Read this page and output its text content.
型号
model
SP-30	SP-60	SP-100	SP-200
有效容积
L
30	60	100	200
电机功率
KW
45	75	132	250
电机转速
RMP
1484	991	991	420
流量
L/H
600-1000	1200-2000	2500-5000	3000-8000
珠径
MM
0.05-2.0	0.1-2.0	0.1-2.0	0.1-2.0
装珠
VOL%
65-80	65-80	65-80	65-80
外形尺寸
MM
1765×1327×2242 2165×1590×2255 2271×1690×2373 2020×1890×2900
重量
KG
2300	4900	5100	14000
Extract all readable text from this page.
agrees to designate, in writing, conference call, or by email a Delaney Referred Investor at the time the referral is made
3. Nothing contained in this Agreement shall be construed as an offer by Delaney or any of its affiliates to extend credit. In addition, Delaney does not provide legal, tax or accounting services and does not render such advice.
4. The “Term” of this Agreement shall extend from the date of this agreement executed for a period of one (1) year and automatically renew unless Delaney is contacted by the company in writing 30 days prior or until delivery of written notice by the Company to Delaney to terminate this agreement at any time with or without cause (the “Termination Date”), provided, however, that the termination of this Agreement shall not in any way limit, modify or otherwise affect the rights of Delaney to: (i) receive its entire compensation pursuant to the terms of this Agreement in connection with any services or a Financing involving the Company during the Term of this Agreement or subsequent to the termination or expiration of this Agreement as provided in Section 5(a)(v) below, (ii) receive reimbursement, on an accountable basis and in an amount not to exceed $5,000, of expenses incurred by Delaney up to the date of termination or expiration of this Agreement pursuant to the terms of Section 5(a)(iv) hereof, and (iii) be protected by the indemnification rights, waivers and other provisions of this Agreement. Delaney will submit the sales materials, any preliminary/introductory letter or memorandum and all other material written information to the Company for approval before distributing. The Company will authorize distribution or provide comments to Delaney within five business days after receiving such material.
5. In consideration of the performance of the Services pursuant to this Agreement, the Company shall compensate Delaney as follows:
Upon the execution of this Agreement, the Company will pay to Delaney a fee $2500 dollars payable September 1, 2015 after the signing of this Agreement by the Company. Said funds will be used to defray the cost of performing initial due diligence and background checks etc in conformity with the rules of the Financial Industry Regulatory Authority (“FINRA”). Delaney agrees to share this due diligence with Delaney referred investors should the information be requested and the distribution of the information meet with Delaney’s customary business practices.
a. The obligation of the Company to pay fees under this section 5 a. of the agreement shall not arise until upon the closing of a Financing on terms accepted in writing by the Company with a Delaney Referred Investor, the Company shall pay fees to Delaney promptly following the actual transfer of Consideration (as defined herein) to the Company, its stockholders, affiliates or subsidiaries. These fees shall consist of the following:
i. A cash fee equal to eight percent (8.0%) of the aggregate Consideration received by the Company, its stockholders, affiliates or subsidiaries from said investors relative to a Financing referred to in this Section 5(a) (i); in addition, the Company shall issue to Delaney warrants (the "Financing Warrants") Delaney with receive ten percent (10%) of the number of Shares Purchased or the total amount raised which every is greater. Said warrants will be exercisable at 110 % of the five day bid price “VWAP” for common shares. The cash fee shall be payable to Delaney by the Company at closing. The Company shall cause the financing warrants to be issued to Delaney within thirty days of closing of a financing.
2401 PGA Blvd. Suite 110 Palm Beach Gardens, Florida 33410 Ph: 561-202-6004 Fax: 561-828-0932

▶ **Exercise directions**
Take every line containing the word "page" and copy it.

▶ **Complete answer**
Read this page and output its text content.
Extract all readable text from this page.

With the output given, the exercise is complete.